Task directions:
Return the entries verbatim and drop every picture.

Records for the task:
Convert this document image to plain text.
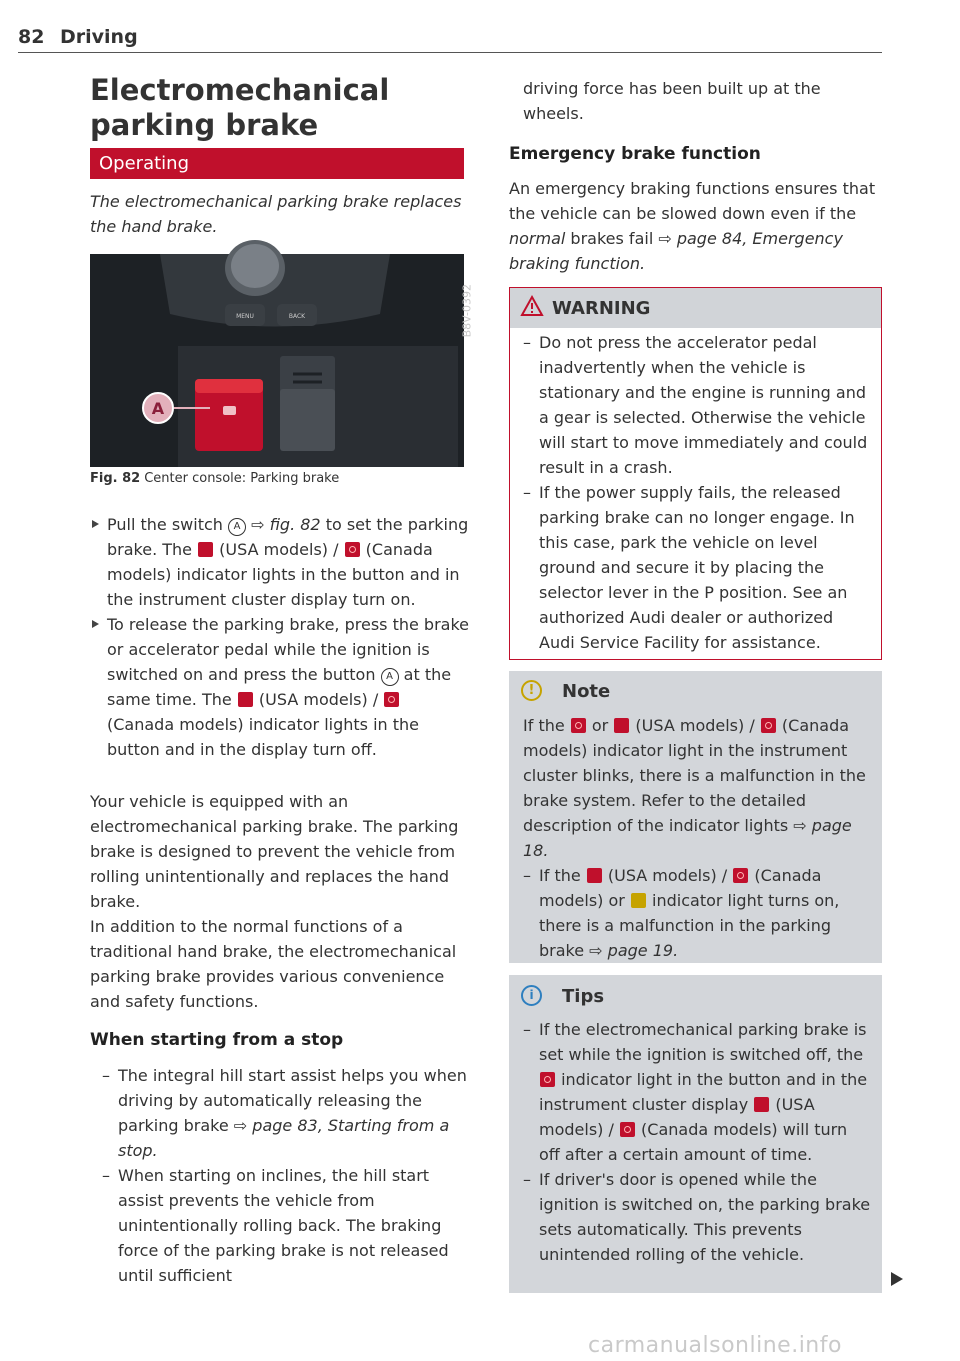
82 Driving
Electromechanical parking brake
Operating
The electromechanical parking brake replaces the hand brake.
MENU	BACK
A
B8V-0392
Fig. 82 Center console: Parking brake
Pull the switch A ⇨ fig. 82 to set the parking brake. The  (USA models) /  (Canada models) indicator lights in the button and in the instrument cluster display turn on.
To release the parking brake, press the brake or accelerator pedal while the ignition is switched on and press the button A at the same time. The  (USA models) /  (Canada models) indicator lights in the button and in the display turn off.
Your vehicle is equipped with an electromechanical parking brake. The parking brake is designed to prevent the vehicle from rolling unintentionally and replaces the hand brake.
In addition to the normal functions of a traditional hand brake, the electromechanical parking brake provides various convenience and safety functions.
When starting from a stop
– The integral hill start assist helps you when driving by automatically releasing the parking brake ⇨ page 83, Starting from a stop.
– When starting on inclines, the hill start assist prevents the vehicle from unintentionally rolling back. The braking force of the parking brake is not released until sufficient
driving force has been built up at the wheels.
Emergency brake function
An emergency braking functions ensures that the vehicle can be slowed down even if the normal brakes fail ⇨ page 84, Emergency braking function.
WARNING
– Do not press the accelerator pedal inadvertently when the vehicle is stationary and the engine is running and a gear is selected. Otherwise the vehicle will start to move immediately and could result in a crash.
– If the power supply fails, the released parking brake can no longer engage. In this case, park the vehicle on level ground and secure it by placing the selector lever in the P position. See an authorized Audi dealer or authorized Audi Service Facility for assistance.
!	Note
If the  or  (USA models) /  (Canada models) indicator light in the instrument cluster blinks, there is a malfunction in the brake system. Refer to the detailed description of the indicator lights ⇨ page 18.
– If the  (USA models) /  (Canada models) or  indicator light turns on, there is a malfunction in the parking brake ⇨ page 19.
i	Tips
– If the electromechanical parking brake is set while the ignition is switched off, the  indicator light in the button and in the instrument cluster display  (USA models) /  (Canada models) will turn off after a certain amount of time.
– If driver's door is opened while the ignition is switched on, the parking brake sets automatically. This prevents unintended rolling of the vehicle.
carmanualsonline.info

Reply:
Convert this document image to plain text.
82 Driving
Electromechanical parking brake
Operating
The electromechanical parking brake replaces the hand brake.
MENU	BACK
A
B8V-0392
Fig. 82 Center console: Parking brake
Pull the switch A ⇨ fig. 82 to set the parking brake. The  (USA models) /  (Canada models) indicator lights in the button and in the instrument cluster display turn on.
To release the parking brake, press the brake or accelerator pedal while the ignition is switched on and press the button A at the same time. The  (USA models) /  (Canada models) indicator lights in the button and in the display turn off.
Your vehicle is equipped with an electromechanical parking brake. The parking brake is designed to prevent the vehicle from rolling unintentionally and replaces the hand brake.
In addition to the normal functions of a traditional hand brake, the electromechanical parking brake provides various convenience and safety functions.
When starting from a stop
– The integral hill start assist helps you when driving by automatically releasing the parking brake ⇨ page 83, Starting from a stop.
– When starting on inclines, the hill start assist prevents the vehicle from unintentionally rolling back. The braking force of the parking brake is not released until sufficient
driving force has been built up at the wheels.
Emergency brake function
An emergency braking functions ensures that the vehicle can be slowed down even if the normal brakes fail ⇨ page 84, Emergency braking function.
WARNING
– Do not press the accelerator pedal inadvertently when the vehicle is stationary and the engine is running and a gear is selected. Otherwise the vehicle will start to move immediately and could result in a crash.
– If the power supply fails, the released parking brake can no longer engage. In this case, park the vehicle on level ground and secure it by placing the selector lever in the P position. See an authorized Audi dealer or authorized Audi Service Facility for assistance.
!	Note
If the  or  (USA models) /  (Canada models) indicator light in the instrument cluster blinks, there is a malfunction in the brake system. Refer to the detailed description of the indicator lights ⇨ page 18.
– If the  (USA models) /  (Canada models) or  indicator light turns on, there is a malfunction in the parking brake ⇨ page 19.
i	Tips
– If the electromechanical parking brake is set while the ignition is switched off, the  indicator light in the button and in the instrument cluster display  (USA models) /  (Canada models) will turn off after a certain amount of time.
– If driver's door is opened while the ignition is switched on, the parking brake sets automatically. This prevents unintended rolling of the vehicle.
carmanualsonline.info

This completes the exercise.